-- begin --

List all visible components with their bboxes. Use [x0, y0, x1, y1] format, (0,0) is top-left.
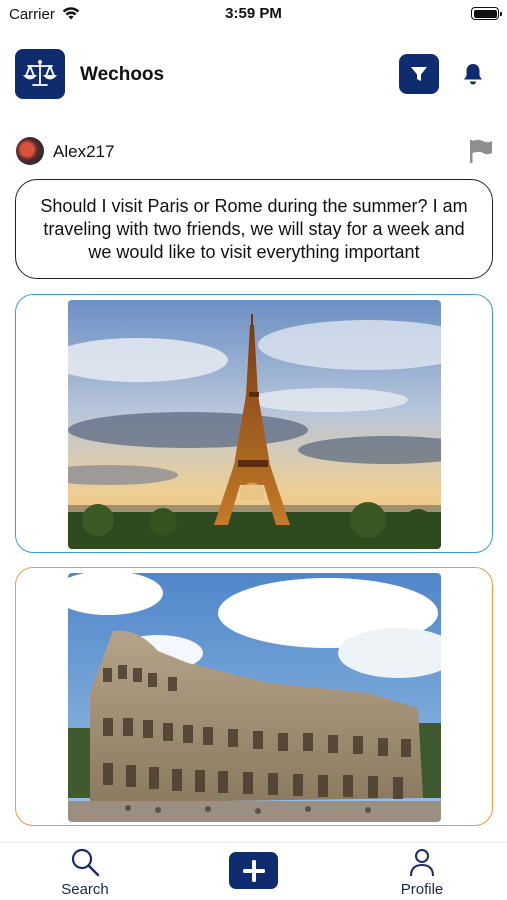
colosseum-photo — [68, 573, 441, 822]
tab-profile-label: Profile — [400, 881, 444, 898]
user-avatar[interactable] — [16, 137, 44, 165]
add-post-button[interactable] — [229, 852, 278, 889]
app-logo — [15, 49, 65, 99]
search-icon — [71, 848, 100, 877]
flag-icon[interactable] — [466, 137, 494, 165]
profile-icon — [410, 849, 434, 877]
plus-icon — [242, 859, 265, 882]
tab-profile[interactable]: Profile — [377, 843, 467, 900]
clock: 3:59 PM — [225, 5, 282, 22]
tab-search-label: Search — [61, 881, 109, 898]
option-card-paris[interactable] — [15, 294, 493, 553]
tab-search[interactable]: Search — [40, 843, 130, 900]
username[interactable]: Alex217 — [53, 142, 114, 162]
question-box: Should I visit Paris or Rome during the … — [15, 179, 493, 279]
option-card-rome[interactable] — [15, 567, 493, 826]
filter-button[interactable] — [399, 54, 439, 94]
app-title: Wechoos — [80, 64, 165, 85]
scales-of-justice-icon — [22, 60, 58, 86]
eiffel-tower-photo — [68, 300, 441, 549]
question-text: Should I visit Paris or Rome during the … — [40, 196, 468, 262]
filter-icon — [411, 67, 427, 81]
notifications-button[interactable] — [459, 60, 487, 88]
bell-icon — [464, 64, 482, 85]
status-bar: Carrier 3:59 PM — [0, 0, 507, 30]
battery-icon — [471, 7, 502, 20]
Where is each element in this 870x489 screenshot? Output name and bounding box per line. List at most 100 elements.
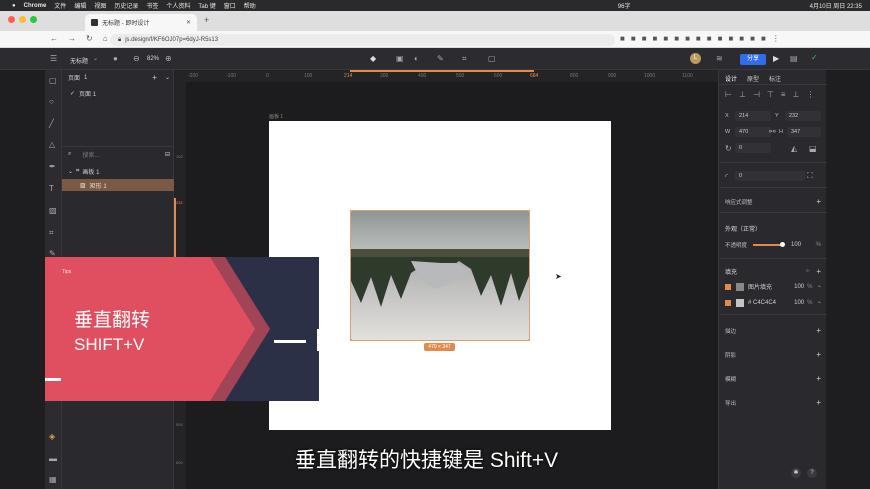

-- end --

PROBLEM TO SOLVE: Could you repeat the material, starting at its very beginning and ending with the line that contains "search-icon — [71, 848, 100, 877]", switching "components" to "elements" and leaving everything else unchanged? Leave the pictures out of your answer.

COMPLETE OUTPUT:
List all visible elements with their bboxes. Use [x0, y0, x1, y1] format, (0,0) is top-left.
colosseum-photo — [68, 573, 441, 822]
tab-profile-label: Profile — [400, 881, 444, 898]
user-avatar[interactable] — [16, 137, 44, 165]
add-post-button[interactable] — [229, 852, 278, 889]
app-logo — [15, 49, 65, 99]
search-icon — [71, 848, 100, 877]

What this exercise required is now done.